Dataset rows
------------------------------------------------

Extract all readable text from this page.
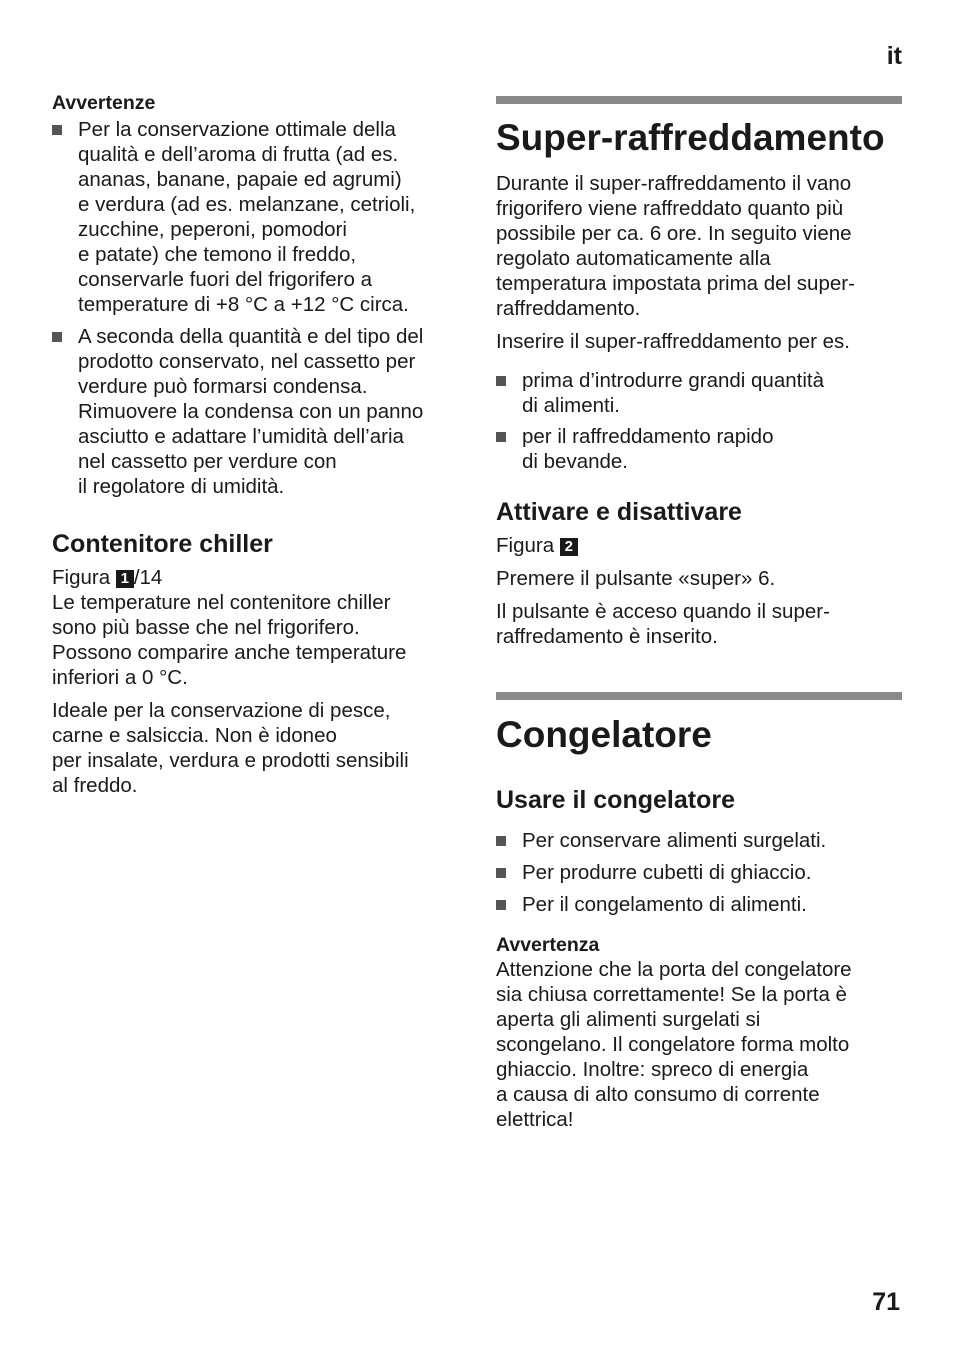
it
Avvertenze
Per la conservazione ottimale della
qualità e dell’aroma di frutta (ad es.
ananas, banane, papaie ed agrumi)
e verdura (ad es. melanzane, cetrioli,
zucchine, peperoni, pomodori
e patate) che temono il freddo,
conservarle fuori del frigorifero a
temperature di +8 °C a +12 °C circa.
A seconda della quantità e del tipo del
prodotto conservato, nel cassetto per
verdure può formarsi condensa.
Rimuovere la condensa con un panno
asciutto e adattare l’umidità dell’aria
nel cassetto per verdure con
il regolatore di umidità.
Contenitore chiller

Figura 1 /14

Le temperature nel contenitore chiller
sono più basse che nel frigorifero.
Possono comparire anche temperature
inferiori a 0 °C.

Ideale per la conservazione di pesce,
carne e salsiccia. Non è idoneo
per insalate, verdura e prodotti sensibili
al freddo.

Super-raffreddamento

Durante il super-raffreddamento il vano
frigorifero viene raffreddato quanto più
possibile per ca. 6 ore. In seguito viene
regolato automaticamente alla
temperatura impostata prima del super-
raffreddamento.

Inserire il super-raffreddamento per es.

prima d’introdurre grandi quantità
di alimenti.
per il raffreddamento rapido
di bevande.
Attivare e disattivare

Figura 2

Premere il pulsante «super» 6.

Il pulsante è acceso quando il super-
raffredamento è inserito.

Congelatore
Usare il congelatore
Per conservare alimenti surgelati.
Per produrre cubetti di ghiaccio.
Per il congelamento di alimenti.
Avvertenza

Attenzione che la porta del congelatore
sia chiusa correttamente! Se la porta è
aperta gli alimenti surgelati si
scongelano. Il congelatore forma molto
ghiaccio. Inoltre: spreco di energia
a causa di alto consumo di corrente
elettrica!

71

------------------------------------------------

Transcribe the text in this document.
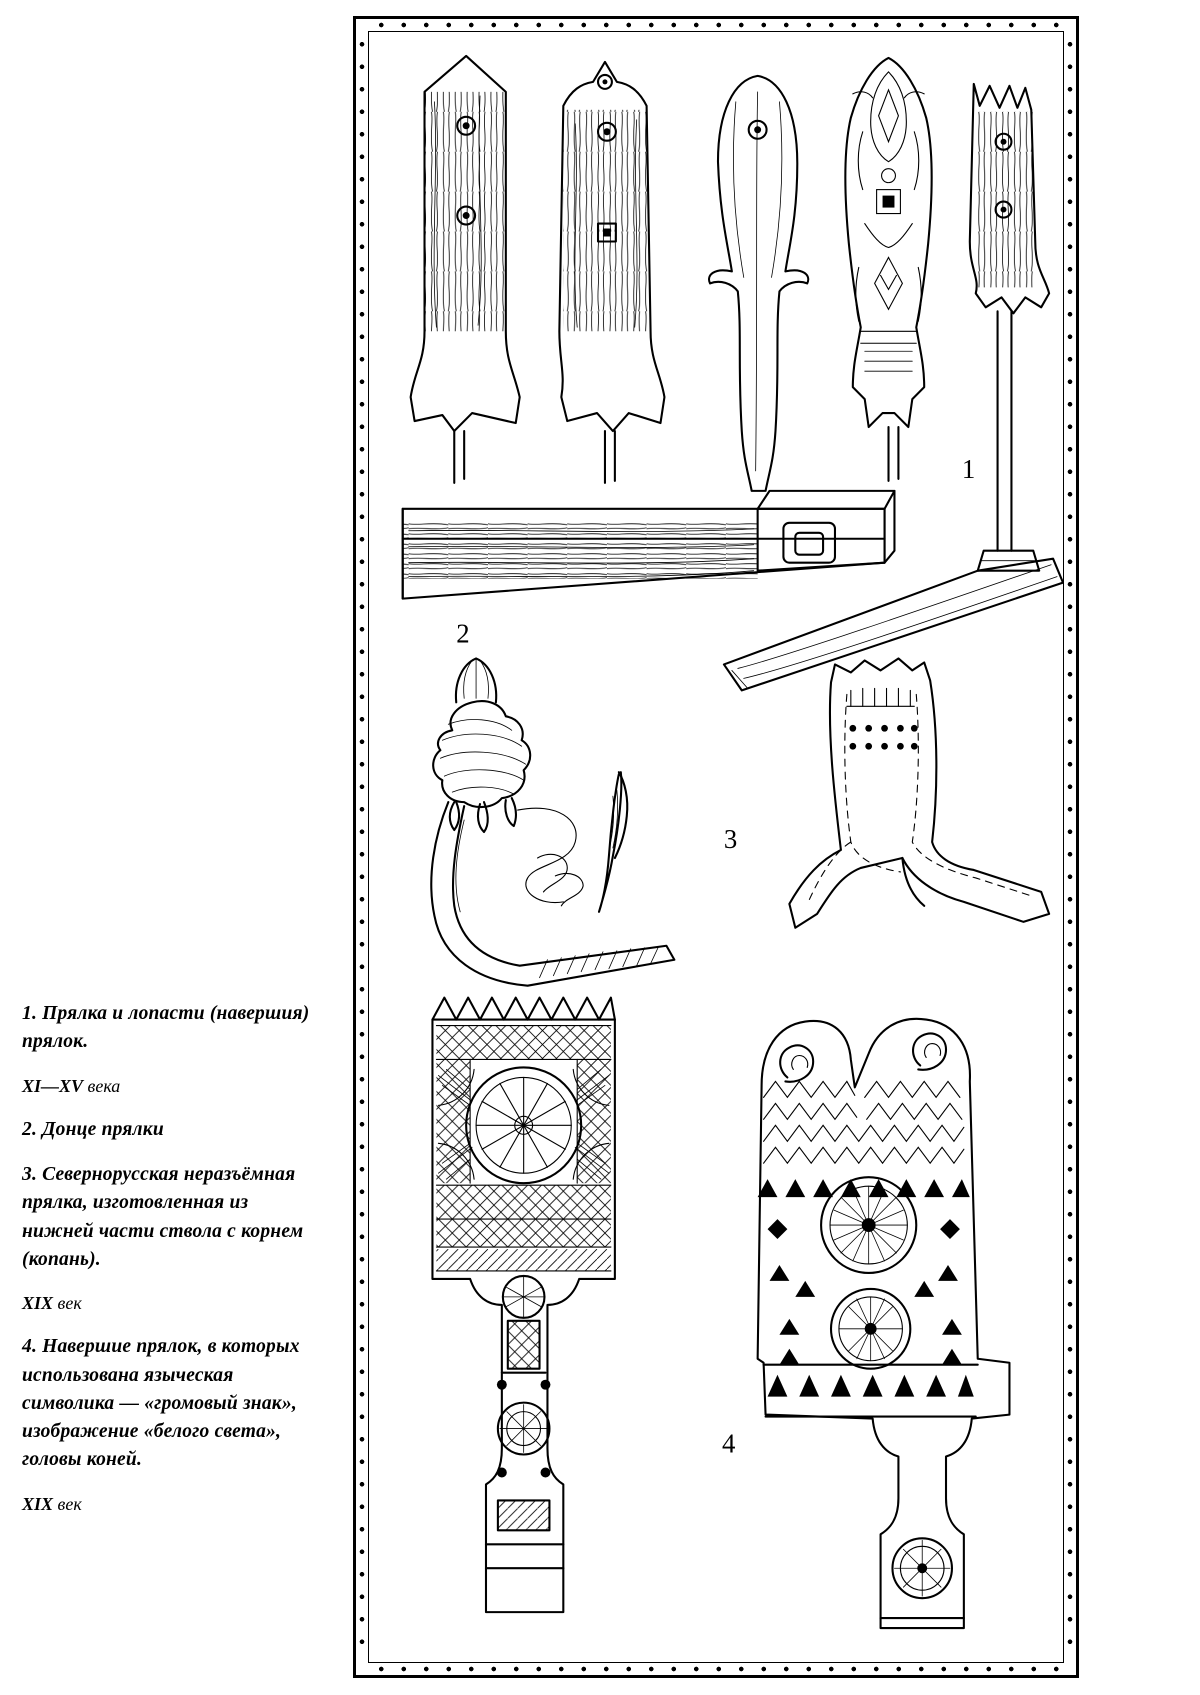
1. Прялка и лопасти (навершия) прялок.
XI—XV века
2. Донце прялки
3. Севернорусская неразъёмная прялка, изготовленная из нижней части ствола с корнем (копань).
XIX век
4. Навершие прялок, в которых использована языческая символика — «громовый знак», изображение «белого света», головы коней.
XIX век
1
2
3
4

------------------------------------------------

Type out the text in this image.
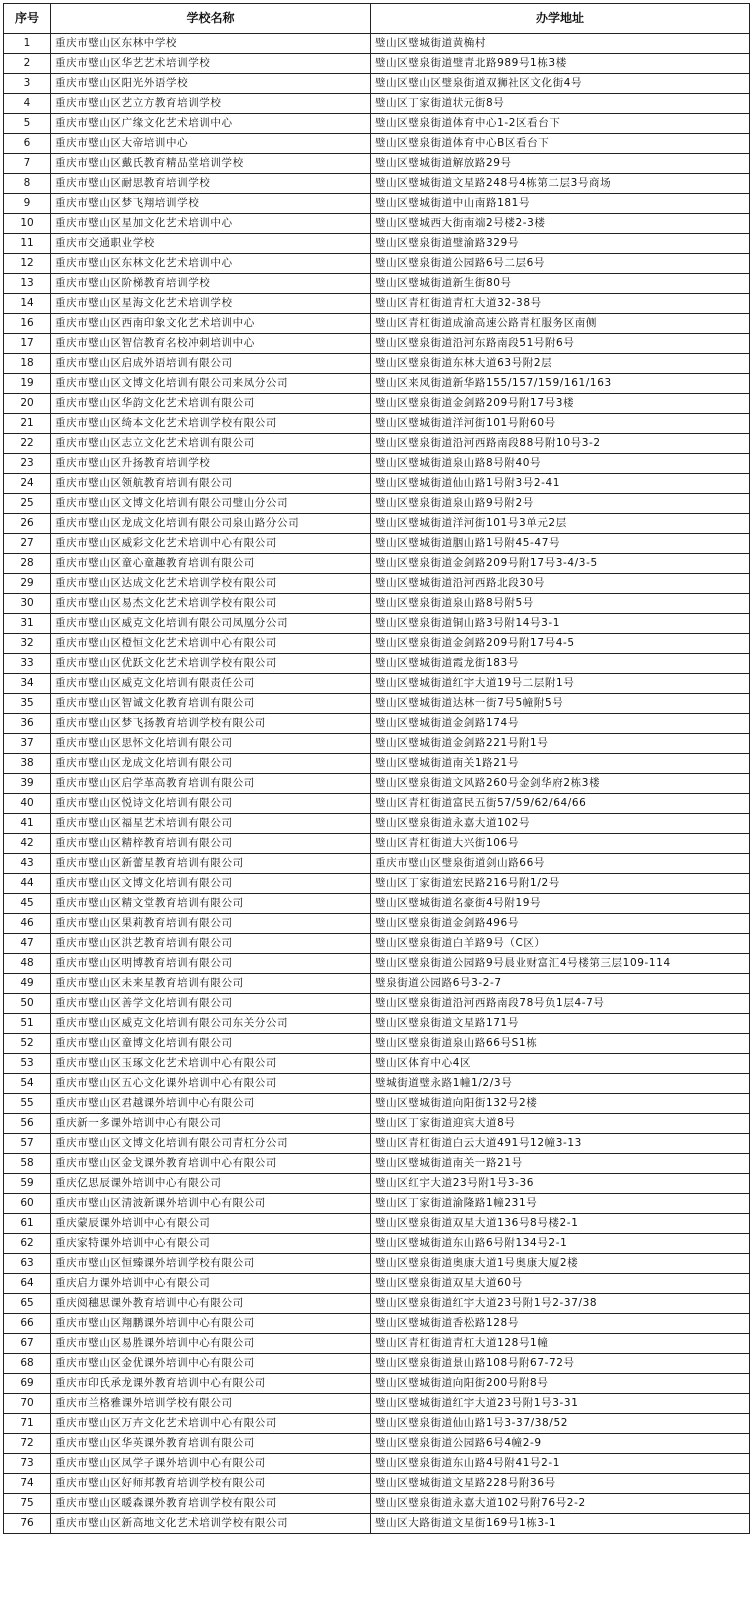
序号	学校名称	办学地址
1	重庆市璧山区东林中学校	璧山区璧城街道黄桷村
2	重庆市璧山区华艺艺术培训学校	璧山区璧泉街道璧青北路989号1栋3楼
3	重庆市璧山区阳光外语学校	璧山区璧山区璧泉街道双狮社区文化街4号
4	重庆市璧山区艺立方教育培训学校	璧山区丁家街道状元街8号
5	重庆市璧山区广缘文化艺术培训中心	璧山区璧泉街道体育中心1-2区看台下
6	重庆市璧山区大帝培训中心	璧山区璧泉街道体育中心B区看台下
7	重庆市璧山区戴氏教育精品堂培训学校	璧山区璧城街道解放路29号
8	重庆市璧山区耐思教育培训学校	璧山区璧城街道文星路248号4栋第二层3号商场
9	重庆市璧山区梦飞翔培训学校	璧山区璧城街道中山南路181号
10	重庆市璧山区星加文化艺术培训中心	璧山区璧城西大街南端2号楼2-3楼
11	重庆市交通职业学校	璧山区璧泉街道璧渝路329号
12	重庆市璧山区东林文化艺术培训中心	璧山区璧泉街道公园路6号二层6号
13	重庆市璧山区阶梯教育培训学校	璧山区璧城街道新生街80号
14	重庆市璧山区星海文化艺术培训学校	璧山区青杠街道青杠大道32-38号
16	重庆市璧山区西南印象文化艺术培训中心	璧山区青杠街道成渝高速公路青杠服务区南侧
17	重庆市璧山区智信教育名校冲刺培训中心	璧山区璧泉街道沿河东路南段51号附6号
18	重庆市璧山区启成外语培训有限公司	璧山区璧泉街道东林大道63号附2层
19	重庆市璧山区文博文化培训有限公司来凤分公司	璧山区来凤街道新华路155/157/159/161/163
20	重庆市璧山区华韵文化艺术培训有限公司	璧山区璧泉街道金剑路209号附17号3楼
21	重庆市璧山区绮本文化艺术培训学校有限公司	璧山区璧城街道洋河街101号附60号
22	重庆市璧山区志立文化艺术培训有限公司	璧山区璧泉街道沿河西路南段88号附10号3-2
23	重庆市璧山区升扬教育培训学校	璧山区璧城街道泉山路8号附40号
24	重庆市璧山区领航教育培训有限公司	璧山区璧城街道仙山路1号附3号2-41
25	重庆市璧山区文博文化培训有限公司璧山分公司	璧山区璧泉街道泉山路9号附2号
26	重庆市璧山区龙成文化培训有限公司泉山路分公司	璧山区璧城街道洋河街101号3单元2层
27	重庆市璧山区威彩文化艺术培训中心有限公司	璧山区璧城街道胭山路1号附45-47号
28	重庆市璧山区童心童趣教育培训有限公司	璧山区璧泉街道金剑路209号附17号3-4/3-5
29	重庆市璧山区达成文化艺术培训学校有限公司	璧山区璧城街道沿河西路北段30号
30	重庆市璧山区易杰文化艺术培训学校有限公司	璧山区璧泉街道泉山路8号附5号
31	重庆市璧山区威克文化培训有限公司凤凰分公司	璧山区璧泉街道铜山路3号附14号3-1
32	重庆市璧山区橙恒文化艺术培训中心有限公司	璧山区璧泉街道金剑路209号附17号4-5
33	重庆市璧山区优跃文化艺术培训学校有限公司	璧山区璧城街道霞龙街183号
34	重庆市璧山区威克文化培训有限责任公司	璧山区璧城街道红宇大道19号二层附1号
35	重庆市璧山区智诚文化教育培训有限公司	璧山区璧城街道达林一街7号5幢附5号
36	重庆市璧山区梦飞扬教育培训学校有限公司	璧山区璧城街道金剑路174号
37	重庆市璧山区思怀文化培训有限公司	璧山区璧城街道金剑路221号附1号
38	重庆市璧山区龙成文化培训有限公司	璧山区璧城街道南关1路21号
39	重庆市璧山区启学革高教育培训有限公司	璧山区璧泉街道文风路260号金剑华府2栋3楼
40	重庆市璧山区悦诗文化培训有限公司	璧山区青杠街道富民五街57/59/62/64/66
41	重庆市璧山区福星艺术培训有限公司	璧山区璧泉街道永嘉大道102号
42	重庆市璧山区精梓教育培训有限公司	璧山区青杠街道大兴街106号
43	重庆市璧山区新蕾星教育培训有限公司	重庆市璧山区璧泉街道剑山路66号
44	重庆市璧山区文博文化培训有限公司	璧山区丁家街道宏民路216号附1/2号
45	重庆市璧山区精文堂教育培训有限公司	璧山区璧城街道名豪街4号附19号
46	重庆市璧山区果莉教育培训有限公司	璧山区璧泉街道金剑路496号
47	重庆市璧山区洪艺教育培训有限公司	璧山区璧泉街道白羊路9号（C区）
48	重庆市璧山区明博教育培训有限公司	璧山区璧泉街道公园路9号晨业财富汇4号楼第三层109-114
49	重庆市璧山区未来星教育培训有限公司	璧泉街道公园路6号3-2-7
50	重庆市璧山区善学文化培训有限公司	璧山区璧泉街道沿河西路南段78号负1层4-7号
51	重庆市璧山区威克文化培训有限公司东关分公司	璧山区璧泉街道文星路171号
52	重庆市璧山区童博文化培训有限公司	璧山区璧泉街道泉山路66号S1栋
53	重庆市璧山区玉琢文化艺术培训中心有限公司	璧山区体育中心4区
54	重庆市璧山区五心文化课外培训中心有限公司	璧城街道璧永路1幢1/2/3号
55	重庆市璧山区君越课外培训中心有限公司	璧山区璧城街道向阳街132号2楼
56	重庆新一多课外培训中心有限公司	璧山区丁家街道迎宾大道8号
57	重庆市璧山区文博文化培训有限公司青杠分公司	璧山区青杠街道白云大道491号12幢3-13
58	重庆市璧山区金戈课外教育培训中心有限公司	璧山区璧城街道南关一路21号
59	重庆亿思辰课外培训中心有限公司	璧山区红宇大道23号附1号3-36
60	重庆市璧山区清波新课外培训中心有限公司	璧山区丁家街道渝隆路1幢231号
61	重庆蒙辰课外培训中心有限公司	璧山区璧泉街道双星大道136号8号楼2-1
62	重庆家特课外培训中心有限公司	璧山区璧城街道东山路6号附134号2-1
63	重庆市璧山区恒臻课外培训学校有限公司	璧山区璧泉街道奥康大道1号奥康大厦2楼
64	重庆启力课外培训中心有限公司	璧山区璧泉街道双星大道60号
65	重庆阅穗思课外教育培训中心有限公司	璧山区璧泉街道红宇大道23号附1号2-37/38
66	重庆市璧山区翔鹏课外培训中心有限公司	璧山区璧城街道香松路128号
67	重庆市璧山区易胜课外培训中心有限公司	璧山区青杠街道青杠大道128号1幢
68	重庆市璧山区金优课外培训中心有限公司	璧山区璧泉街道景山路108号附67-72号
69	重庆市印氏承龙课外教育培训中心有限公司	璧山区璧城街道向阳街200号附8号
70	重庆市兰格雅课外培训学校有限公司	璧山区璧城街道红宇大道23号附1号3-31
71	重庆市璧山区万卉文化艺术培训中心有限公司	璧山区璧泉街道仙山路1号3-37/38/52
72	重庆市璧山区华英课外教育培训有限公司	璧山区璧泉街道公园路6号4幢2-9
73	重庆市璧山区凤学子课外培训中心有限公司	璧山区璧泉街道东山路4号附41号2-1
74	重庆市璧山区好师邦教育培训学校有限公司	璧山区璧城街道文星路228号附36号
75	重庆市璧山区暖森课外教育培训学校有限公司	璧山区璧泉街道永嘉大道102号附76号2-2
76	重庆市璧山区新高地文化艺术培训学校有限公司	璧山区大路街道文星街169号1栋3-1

------------------------------------------------

In the records, locate each line holding the string "cassetto" and copy it.

=== Solution for this task ===
prodotto conservato, nel cassetto per
nel cassetto per verdure con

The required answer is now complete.